#### Given instruction
Pull every line that holds the word "want" from the entries.
<<<<
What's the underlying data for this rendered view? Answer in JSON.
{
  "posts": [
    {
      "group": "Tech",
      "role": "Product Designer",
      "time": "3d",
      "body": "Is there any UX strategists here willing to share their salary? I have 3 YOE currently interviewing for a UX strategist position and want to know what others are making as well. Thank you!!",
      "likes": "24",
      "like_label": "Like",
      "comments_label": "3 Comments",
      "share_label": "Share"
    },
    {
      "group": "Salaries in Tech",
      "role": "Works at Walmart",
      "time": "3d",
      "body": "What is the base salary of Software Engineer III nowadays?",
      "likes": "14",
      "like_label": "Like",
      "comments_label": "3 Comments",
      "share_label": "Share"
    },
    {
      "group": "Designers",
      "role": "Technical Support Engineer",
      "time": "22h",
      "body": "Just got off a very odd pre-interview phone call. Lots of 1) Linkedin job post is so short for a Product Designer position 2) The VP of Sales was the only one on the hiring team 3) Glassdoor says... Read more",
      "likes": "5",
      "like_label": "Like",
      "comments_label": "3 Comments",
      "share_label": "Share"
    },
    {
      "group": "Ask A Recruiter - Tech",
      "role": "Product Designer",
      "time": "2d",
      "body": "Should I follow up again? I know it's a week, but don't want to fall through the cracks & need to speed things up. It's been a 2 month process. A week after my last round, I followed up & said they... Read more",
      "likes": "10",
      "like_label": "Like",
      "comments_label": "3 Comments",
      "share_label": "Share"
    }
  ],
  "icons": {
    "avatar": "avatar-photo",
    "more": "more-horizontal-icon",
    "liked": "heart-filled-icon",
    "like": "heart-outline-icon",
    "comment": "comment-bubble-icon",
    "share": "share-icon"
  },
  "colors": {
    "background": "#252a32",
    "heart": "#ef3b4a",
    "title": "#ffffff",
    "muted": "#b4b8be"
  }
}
>>>>
#### Response for this exercise
      "body": "Is there any UX strategists here willing to share their salary? I have 3 YOE currently interviewing for a UX strategist position and want to know what others are making as well. Thank you!!",
      "body": "Should I follow up again? I know it's a week, but don't want to fall through the cracks & need to speed things up. It's been a 2 month process. A week after my last round, I followed up & said they... Read more",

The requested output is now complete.